_SUPPLIED PASSAGE_
*** Begin section ***
Dangerously unchecked surveillance and rights violations have been a throughline of the Department of Homeland Security since the agency’s creation in the wake of the September 11th attacks. In particular, Immigration and Customs Enforcement (ICE) and Customs and Border Protection (CBP) have been responsible for countless civil liberties and digital rights violations since that time. In the past year, however, ICE and CBP have descended into utter lawlessness, repeatedly refusing to exercise or submit to the democratic accountability required by the Constitution and our system of laws.
The Trump Administration has made indiscriminate immigration enforcement and mass deportation a key feature of its agenda, with little to no accountability for illegal actions by agents and agency officials. Over the past year, we’ve seen massive ICE raids in cities from Los Angeles to Chicago to Minneapolis. Supercharged by an unprecedented funding increase, immigration enforcement agents haven’t been limited to boots on the ground: they’ve been scanning faces, tracking neighborhood cell phone activity, and amassing surveillance tools to monitor immigrants and U.S. citizens alike.
*** End section ***
_TASK BRIEF_
Write out the part of the passage on immigration enforcement surveillance from "Dangerously unchecked surveillance" up to and including "system of laws.", word for word.

[Records from a collection]
*** Begin section ***
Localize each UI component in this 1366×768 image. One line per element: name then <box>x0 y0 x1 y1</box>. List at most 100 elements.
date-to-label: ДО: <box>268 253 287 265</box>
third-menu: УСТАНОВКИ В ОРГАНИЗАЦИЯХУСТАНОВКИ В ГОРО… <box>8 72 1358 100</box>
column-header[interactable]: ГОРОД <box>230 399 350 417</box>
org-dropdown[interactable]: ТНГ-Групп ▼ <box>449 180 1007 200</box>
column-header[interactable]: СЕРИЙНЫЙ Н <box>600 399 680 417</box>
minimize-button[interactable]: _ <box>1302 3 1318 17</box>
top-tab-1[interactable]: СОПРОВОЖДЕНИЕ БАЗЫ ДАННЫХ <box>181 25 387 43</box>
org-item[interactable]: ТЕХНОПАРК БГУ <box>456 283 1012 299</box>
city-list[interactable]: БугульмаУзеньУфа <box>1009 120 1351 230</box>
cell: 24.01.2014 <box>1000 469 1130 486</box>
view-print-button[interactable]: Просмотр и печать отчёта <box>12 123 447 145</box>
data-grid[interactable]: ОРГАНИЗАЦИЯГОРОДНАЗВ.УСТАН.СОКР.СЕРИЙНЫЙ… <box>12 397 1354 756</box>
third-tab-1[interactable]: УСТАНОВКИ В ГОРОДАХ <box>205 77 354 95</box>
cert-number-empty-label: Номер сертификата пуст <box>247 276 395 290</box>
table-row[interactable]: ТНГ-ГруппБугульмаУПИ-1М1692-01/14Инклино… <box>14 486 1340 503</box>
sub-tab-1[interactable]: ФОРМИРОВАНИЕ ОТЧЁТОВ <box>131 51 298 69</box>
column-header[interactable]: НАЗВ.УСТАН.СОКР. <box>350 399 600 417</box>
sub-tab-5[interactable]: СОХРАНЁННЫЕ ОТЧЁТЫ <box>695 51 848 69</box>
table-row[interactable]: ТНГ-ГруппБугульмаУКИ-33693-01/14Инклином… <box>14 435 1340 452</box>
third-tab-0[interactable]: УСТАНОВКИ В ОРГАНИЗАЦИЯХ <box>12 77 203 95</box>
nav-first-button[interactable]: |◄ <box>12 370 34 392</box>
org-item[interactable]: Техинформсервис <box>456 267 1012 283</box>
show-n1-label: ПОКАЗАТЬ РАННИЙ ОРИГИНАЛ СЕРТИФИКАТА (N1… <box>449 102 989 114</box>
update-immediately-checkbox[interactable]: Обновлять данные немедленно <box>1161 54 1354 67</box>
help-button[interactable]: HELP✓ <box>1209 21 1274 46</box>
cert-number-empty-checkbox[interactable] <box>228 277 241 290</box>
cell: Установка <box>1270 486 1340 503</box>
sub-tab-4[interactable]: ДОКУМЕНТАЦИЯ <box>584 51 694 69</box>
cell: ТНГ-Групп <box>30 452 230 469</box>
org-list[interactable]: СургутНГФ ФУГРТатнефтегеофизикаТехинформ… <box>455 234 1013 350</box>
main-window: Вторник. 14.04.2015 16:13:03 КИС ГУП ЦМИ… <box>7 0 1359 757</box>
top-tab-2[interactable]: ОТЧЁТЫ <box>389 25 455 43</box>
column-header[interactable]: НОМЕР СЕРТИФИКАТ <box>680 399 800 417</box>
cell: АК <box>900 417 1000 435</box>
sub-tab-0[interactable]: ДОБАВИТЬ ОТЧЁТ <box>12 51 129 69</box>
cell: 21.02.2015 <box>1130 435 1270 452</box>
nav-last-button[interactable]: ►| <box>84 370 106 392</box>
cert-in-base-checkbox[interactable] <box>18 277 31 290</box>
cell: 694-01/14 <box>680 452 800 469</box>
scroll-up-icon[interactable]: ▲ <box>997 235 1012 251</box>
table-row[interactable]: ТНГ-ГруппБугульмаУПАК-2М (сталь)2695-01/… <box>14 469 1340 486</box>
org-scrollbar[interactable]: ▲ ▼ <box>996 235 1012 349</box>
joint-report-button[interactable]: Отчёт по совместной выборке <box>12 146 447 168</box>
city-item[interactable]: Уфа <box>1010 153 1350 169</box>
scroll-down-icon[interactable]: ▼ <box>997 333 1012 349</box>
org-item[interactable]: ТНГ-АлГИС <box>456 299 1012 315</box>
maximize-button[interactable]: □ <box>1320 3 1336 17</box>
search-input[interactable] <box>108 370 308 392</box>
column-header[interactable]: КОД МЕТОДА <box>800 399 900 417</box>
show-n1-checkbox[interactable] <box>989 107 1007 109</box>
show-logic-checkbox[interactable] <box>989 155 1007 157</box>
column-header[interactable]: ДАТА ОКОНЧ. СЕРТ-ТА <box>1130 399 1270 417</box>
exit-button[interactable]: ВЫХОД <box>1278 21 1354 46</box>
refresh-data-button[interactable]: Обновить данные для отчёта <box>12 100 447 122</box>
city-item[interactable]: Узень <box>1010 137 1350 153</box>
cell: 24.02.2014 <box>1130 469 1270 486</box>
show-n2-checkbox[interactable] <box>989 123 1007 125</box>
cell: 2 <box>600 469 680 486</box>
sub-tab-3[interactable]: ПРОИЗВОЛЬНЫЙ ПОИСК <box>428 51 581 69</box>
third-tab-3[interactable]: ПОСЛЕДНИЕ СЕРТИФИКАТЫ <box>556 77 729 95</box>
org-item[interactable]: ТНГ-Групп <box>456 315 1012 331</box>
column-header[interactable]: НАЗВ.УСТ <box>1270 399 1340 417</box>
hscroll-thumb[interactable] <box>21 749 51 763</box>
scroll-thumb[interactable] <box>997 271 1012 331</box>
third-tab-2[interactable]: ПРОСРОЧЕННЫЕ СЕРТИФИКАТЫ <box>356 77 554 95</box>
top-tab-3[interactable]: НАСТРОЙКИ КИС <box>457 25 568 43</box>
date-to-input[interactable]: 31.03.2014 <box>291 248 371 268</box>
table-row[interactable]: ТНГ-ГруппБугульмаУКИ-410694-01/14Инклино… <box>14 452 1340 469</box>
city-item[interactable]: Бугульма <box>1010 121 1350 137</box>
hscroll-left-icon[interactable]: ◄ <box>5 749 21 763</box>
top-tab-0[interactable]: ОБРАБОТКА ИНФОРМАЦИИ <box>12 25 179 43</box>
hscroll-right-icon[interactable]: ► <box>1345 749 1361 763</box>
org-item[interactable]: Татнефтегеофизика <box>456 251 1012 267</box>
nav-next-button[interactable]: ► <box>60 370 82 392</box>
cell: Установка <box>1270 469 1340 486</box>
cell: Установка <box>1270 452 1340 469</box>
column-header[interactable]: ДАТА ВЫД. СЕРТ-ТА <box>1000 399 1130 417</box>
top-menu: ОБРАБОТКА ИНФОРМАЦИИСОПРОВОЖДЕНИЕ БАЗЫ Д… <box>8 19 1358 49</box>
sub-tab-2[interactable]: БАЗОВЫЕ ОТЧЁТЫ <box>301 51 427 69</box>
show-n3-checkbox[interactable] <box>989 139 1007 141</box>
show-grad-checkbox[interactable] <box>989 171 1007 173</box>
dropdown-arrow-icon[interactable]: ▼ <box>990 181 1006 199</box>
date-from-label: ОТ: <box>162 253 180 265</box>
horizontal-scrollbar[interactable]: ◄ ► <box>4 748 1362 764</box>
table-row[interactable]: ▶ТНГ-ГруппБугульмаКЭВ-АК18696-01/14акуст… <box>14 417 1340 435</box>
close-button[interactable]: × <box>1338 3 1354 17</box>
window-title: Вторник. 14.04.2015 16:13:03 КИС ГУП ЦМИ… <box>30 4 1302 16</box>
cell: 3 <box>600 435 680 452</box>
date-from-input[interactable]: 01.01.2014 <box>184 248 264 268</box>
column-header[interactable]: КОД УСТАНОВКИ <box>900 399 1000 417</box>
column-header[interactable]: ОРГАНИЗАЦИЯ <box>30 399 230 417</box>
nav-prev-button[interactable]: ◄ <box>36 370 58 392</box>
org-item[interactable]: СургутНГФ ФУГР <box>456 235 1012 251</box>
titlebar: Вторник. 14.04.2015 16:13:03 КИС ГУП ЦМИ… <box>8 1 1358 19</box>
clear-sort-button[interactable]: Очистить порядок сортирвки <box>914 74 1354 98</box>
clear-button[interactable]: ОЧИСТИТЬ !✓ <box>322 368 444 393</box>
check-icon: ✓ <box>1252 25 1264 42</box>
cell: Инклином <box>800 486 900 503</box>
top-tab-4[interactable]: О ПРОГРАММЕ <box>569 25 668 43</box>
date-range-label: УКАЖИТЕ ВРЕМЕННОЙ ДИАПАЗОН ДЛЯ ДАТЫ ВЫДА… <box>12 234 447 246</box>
*** End section ***
_SOLUTION TO THIS TASK_
Dangerously unchecked surveillance and rights violations have been a throughline of the Department of Homeland Security since the agency’s creation in the wake of the September 11th attacks. In particular, Immigration and Customs Enforcement (ICE) and Customs and Border Protection (CBP) have been responsible for countless civil liberties and digital rights violations since that time. In the past year, however, ICE and CBP have descended into utter lawlessness, repeatedly refusing to exercise or submit to the democratic accountability required by the Constitution and our system of laws.